> _Instructions for the task_
Of all the lines in the data below, how many contain "marker"? Report that number alone.

> _Excerpted data_
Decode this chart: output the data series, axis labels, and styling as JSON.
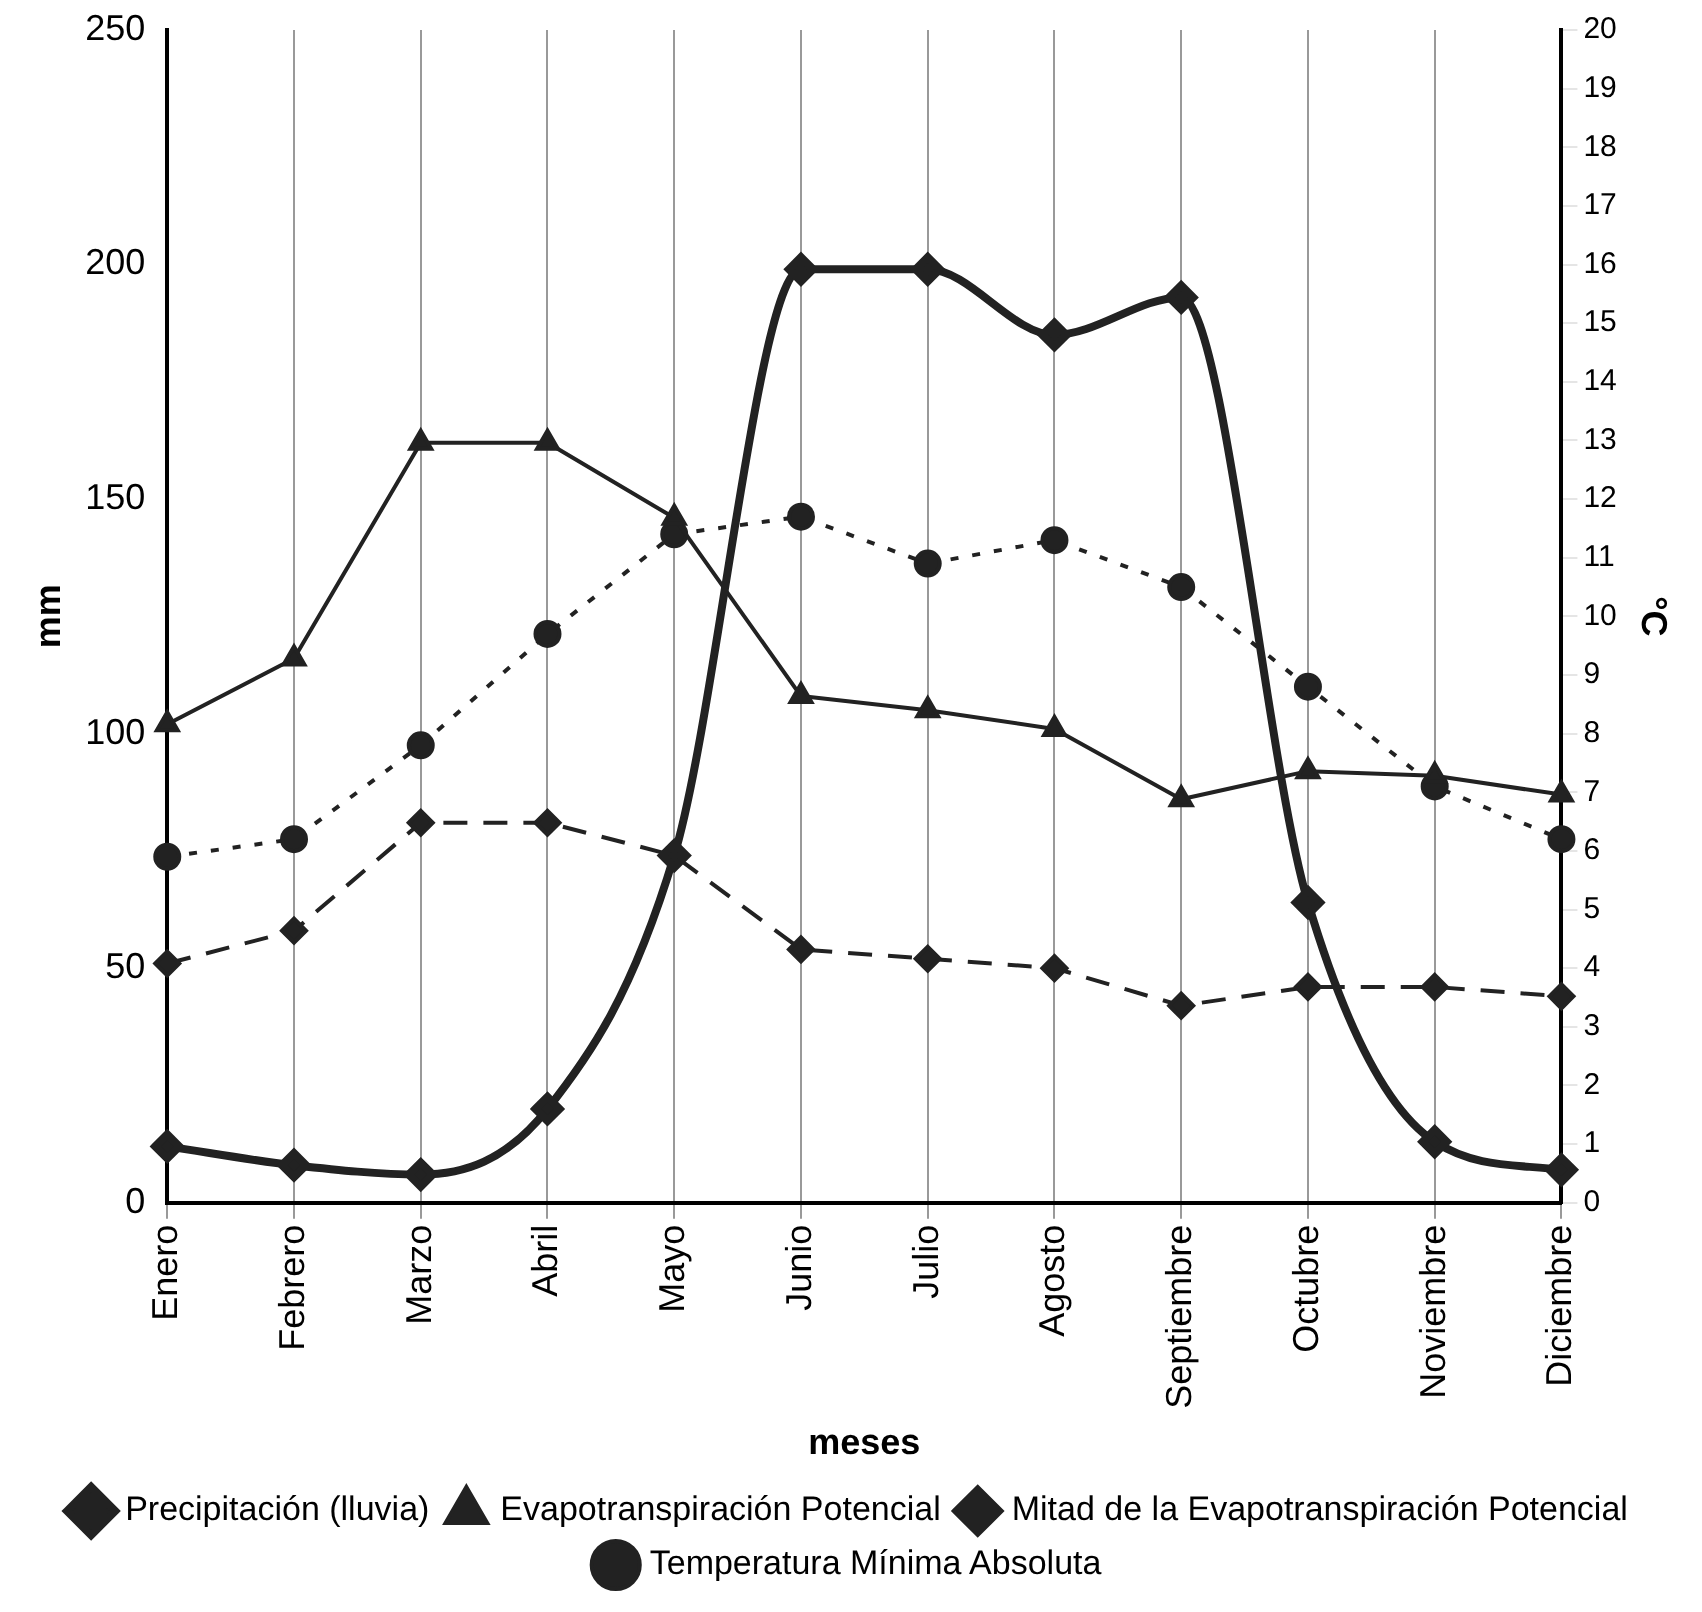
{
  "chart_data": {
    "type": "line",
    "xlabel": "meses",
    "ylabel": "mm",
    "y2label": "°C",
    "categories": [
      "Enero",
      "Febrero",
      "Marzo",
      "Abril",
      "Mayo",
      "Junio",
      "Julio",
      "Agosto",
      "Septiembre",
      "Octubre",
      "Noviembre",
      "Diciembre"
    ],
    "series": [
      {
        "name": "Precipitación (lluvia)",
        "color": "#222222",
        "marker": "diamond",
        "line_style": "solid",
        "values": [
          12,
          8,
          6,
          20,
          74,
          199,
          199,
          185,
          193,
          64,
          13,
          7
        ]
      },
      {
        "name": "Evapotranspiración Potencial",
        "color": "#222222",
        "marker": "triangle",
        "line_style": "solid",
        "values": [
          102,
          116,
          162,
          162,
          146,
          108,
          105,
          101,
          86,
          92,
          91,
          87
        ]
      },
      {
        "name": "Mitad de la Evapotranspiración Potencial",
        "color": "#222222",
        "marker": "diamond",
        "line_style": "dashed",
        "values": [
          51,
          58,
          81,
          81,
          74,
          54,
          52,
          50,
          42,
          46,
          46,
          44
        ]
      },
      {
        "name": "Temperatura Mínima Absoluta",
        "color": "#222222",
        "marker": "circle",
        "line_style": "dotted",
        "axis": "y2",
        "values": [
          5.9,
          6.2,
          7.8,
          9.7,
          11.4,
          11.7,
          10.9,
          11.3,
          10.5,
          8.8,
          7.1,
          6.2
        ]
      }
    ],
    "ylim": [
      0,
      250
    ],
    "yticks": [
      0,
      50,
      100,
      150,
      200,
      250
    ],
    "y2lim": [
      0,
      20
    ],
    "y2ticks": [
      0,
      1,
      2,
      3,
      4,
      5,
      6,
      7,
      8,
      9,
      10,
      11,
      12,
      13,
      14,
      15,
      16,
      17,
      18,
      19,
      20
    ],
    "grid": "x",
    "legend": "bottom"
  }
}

---

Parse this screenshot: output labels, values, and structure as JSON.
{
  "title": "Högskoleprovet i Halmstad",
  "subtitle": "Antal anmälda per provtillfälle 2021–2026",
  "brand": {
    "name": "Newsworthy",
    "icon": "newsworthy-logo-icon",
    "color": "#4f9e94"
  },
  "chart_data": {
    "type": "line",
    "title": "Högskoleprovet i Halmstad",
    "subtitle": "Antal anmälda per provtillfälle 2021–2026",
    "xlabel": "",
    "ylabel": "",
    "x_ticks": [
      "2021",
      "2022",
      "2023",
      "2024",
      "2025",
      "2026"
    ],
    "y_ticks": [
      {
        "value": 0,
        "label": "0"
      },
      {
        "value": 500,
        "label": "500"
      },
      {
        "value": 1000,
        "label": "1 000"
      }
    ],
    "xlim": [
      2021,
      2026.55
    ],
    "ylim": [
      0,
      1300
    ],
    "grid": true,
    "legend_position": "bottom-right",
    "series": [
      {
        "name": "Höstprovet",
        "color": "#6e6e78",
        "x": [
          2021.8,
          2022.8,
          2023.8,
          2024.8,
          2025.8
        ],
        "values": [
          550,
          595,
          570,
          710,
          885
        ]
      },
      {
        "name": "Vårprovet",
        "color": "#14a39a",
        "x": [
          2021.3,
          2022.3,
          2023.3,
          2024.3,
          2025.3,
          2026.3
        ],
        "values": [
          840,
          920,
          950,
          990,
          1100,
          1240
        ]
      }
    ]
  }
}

* * *

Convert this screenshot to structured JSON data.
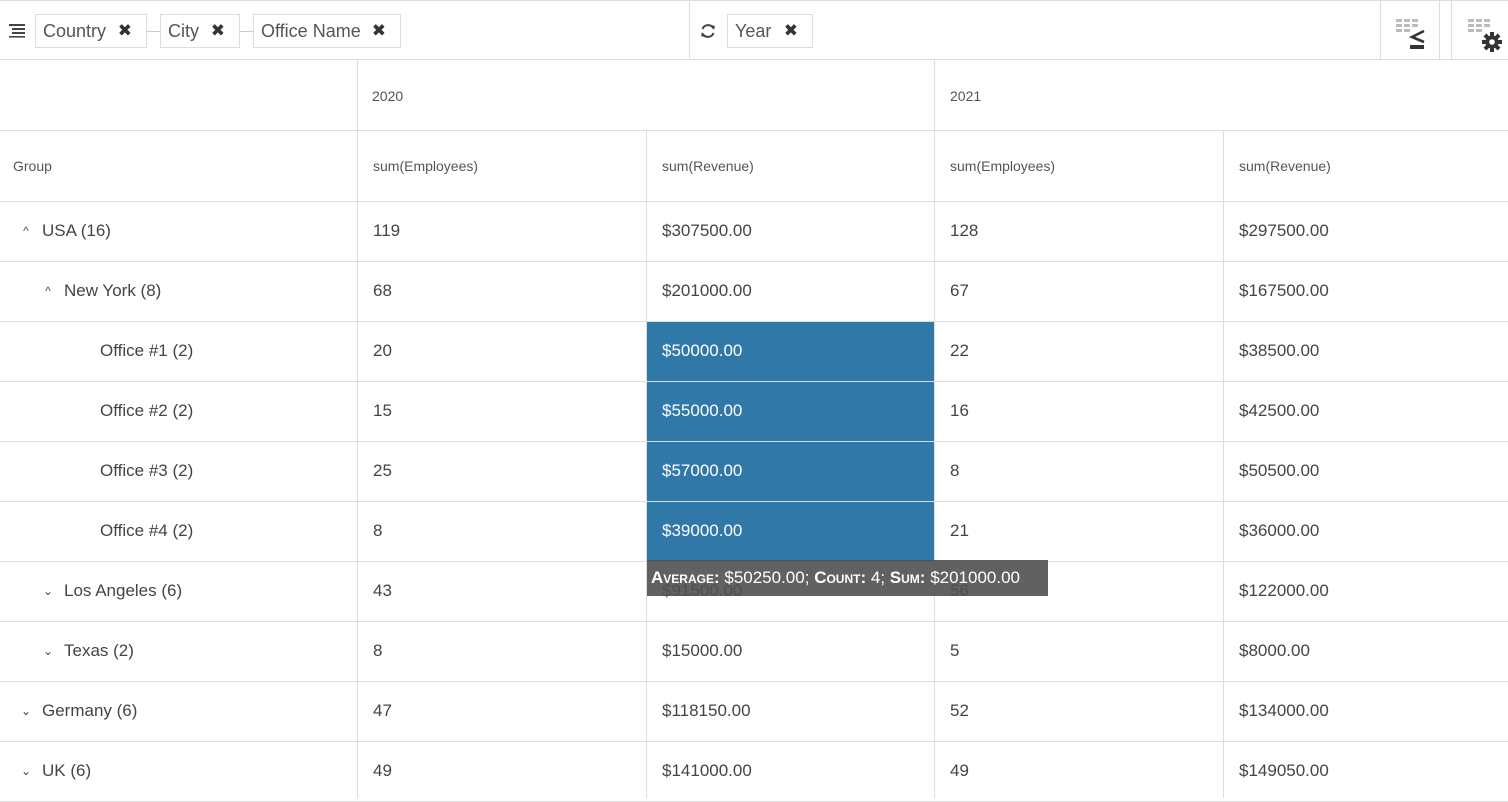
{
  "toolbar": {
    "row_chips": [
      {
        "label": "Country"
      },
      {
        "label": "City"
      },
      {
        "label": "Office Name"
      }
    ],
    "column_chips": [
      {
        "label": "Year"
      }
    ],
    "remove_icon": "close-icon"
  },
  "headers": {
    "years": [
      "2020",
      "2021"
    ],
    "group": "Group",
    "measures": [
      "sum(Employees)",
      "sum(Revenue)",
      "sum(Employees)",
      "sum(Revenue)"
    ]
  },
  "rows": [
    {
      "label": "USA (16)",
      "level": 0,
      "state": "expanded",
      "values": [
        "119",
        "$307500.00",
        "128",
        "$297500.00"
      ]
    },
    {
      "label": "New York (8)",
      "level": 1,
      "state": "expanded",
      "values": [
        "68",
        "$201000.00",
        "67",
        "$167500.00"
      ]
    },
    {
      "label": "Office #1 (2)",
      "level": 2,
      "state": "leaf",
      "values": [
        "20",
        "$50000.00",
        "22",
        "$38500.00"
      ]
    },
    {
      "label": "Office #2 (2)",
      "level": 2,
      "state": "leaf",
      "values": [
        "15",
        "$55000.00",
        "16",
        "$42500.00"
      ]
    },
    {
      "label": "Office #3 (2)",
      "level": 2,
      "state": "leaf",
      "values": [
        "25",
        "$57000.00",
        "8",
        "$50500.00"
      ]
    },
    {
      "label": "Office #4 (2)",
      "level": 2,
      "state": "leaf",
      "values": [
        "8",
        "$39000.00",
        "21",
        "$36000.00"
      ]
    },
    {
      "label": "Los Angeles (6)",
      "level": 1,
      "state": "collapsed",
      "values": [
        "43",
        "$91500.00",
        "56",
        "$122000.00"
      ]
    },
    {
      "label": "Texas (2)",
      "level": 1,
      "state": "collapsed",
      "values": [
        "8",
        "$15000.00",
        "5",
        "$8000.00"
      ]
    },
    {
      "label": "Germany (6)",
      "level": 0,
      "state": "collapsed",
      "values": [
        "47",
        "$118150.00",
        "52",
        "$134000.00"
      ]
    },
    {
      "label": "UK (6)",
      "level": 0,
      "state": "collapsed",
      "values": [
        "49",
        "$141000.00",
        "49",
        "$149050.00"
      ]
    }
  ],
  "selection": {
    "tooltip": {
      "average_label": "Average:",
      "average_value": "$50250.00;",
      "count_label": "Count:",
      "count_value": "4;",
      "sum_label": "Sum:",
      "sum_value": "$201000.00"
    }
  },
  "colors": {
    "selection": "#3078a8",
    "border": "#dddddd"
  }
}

> _The completed task_
4